◆ DESCRIPTION OF THE TASK
Give a verbatim copy of the lines below, minus the pictures.

----------------

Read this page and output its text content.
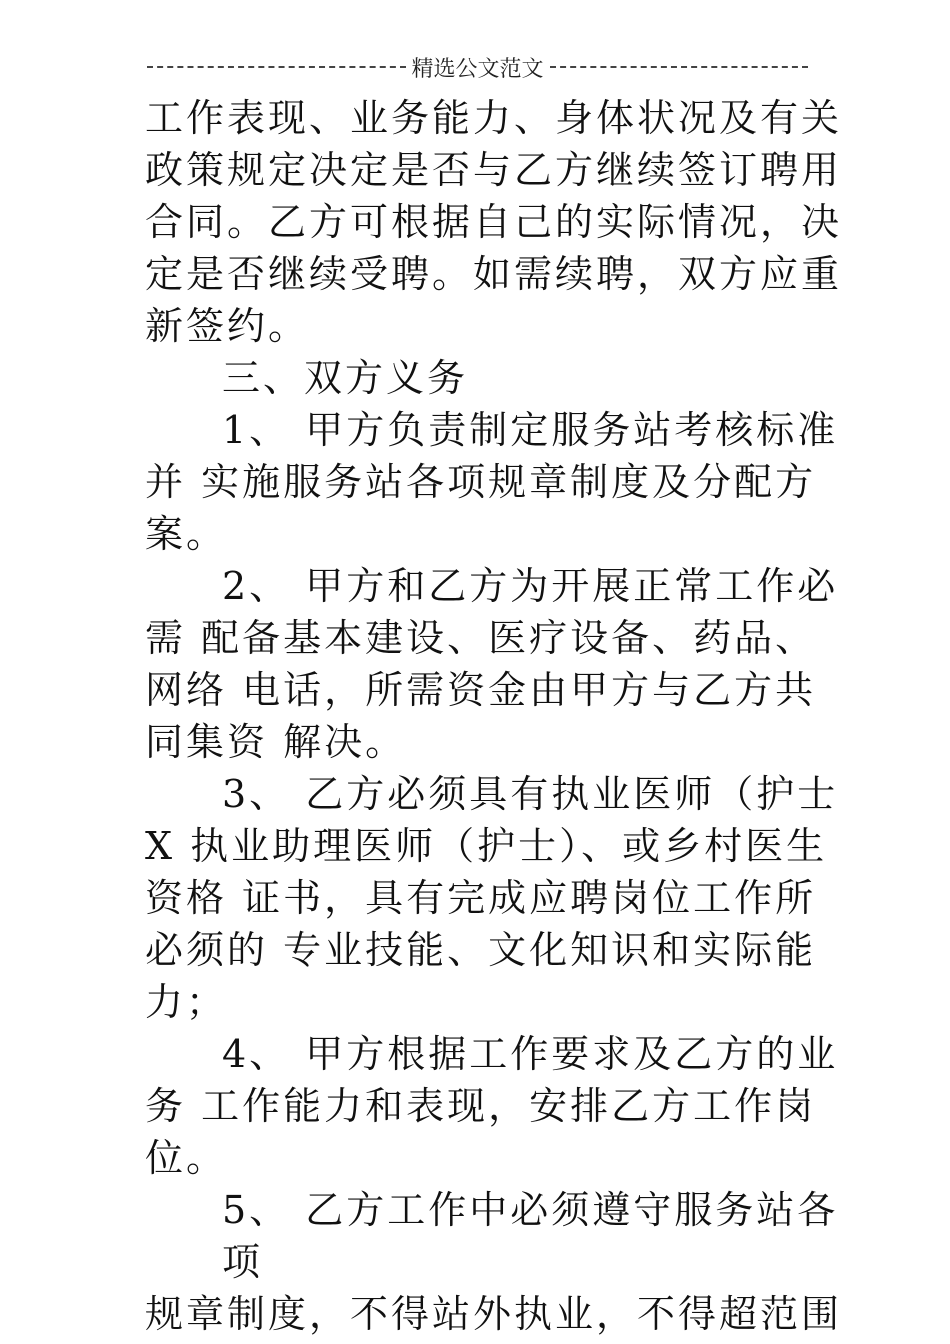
精选公文范文
工作表现、业务能力、身体状况及有关
政策规定决定是否与乙方继续签订聘用
合同。乙方可根据自己的实际情况，决
定是否继续受聘。如需续聘，双方应重
新签约。
三、双方义务
1、 甲方负责制定服务站考核标准
并 实施服务站各项规章制度及分配方
案。
2、 甲方和乙方为开展正常工作必
需 配备基本建设、医疗设备、药品、
网络 电话，所需资金由甲方与乙方共
同集资 解决。
3、 乙方必须具有执业医师（护士
X 执业助理医师（护士）、或乡村医生
资格 证书，具有完成应聘岗位工作所
必须的 专业技能、文化知识和实际能
力；
4、 甲方根据工作要求及乙方的业
务 工作能力和表现，安排乙方工作岗
位。
5、 乙方工作中必须遵守服务站各
项
规章制度，不得站外执业，不得超范围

----------------

◆ TASK SOLUTION
Read this page and output its text content.
精选公文范文
工作表现、业务能力、身体状况及有关
政策规定决定是否与乙方继续签订聘用
合同。乙方可根据自己的实际情况，决
定是否继续受聘。如需续聘，双方应重
新签约。
三、双方义务
1、 甲方负责制定服务站考核标准
并 实施服务站各项规章制度及分配方
案。
2、 甲方和乙方为开展正常工作必
需 配备基本建设、医疗设备、药品、
网络 电话，所需资金由甲方与乙方共
同集资 解决。
3、 乙方必须具有执业医师（护士
X 执业助理医师（护士）、或乡村医生
资格 证书，具有完成应聘岗位工作所
必须的 专业技能、文化知识和实际能
力；
4、 甲方根据工作要求及乙方的业
务 工作能力和表现，安排乙方工作岗
位。
5、 乙方工作中必须遵守服务站各
项
规章制度，不得站外执业，不得超范围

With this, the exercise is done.